Determine how many lines hold "United" and give only that number.

[Figure content listings]
==================================================

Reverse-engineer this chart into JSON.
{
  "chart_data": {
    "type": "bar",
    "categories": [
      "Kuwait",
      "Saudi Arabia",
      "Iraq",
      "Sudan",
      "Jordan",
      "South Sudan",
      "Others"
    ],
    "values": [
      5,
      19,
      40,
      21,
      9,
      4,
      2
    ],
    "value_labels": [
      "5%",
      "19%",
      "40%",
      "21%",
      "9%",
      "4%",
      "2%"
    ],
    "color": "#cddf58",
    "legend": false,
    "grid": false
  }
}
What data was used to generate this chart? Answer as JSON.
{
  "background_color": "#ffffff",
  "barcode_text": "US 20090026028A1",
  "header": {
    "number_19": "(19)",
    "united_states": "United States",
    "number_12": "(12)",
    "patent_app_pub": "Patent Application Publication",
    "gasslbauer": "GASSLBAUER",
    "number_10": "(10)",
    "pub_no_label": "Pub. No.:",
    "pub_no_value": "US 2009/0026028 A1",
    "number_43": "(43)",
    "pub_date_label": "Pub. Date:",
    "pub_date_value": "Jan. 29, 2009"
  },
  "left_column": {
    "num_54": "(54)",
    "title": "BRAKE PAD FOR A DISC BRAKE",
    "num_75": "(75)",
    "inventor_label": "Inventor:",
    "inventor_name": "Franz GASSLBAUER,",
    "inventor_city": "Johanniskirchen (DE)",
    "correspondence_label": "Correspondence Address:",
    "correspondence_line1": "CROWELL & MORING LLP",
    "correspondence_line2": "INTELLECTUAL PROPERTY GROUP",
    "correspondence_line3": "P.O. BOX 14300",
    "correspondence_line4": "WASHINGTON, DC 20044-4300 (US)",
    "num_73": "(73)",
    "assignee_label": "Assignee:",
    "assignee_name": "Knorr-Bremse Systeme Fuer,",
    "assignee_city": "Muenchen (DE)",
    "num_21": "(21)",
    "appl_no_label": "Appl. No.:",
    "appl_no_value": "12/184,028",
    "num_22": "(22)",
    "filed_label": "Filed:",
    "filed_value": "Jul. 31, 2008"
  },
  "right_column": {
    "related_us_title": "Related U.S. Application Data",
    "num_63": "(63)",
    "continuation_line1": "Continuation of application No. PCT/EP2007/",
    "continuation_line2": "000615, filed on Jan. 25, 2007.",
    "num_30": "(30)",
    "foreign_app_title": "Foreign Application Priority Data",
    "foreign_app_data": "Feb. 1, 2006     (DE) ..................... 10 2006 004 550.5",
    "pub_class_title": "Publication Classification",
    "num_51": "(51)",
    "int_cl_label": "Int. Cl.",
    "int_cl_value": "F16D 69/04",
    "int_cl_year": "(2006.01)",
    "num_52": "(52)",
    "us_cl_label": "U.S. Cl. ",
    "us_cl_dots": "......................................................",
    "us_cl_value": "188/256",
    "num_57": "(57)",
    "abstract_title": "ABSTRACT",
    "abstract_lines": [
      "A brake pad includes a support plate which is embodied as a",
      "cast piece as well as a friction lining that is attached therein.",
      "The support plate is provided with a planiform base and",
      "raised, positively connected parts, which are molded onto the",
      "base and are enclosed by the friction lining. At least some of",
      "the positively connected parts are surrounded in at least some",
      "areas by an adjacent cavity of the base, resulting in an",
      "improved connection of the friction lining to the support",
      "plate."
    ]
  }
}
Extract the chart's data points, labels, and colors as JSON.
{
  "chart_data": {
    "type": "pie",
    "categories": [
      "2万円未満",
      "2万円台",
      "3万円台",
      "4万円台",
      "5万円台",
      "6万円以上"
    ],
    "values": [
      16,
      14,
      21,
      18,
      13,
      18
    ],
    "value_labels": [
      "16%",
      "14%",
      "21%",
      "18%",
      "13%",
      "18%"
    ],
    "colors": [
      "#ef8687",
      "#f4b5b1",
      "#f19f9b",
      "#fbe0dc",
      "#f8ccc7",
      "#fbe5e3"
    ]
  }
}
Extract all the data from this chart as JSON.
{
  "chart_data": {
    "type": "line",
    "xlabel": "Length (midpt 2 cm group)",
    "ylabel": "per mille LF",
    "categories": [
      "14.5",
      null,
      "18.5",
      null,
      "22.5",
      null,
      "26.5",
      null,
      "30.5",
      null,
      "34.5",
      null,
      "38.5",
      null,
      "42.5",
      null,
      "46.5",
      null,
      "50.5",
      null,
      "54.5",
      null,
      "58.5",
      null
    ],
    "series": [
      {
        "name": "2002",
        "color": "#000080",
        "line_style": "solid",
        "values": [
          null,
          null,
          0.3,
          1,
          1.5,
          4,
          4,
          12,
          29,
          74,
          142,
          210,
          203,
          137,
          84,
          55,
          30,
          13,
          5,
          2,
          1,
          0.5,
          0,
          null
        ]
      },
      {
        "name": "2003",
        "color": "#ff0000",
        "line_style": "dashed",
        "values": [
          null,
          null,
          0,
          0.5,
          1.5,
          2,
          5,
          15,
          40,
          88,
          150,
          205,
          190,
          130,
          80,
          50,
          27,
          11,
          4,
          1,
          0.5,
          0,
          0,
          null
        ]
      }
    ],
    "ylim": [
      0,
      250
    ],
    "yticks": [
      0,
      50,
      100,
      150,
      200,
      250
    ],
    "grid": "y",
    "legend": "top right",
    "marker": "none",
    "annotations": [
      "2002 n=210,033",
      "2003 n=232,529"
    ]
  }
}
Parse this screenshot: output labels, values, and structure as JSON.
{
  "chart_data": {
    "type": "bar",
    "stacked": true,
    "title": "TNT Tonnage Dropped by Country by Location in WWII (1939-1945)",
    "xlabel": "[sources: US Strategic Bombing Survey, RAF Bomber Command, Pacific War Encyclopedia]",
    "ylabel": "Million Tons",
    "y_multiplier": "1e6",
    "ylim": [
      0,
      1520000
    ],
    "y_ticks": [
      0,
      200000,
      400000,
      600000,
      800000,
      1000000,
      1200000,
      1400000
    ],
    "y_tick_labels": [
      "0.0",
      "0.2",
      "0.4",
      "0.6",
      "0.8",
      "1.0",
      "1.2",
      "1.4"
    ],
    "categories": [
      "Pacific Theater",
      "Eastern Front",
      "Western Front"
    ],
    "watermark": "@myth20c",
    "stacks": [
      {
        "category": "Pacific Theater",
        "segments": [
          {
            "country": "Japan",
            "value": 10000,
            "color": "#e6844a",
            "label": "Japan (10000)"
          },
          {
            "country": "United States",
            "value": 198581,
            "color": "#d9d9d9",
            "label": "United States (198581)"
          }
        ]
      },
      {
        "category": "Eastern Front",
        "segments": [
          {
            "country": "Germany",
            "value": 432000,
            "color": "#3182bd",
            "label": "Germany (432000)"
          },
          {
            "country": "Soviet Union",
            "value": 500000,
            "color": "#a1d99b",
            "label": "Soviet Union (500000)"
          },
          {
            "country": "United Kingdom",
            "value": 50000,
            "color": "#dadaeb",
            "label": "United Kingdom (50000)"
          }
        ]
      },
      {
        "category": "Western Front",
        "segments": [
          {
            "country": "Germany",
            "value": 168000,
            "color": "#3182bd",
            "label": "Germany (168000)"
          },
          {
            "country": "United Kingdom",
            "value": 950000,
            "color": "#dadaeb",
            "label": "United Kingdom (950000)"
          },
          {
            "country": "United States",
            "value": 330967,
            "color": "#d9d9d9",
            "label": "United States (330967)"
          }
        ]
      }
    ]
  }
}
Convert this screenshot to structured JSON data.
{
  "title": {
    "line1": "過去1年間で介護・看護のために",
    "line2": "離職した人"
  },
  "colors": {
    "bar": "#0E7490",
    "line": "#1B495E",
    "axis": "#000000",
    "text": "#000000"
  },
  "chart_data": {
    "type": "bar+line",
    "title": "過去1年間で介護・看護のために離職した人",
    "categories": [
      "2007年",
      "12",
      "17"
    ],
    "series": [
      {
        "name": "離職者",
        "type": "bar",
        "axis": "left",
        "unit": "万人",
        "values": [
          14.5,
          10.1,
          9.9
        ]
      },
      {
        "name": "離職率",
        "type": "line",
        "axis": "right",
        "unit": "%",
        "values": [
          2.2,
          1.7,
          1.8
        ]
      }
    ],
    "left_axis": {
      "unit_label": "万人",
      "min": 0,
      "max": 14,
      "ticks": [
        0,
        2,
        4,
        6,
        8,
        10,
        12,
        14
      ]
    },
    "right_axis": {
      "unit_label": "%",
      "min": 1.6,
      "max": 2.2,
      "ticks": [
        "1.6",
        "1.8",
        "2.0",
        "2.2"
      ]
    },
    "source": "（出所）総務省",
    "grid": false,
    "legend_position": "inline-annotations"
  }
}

==================================================

- Complete output -
9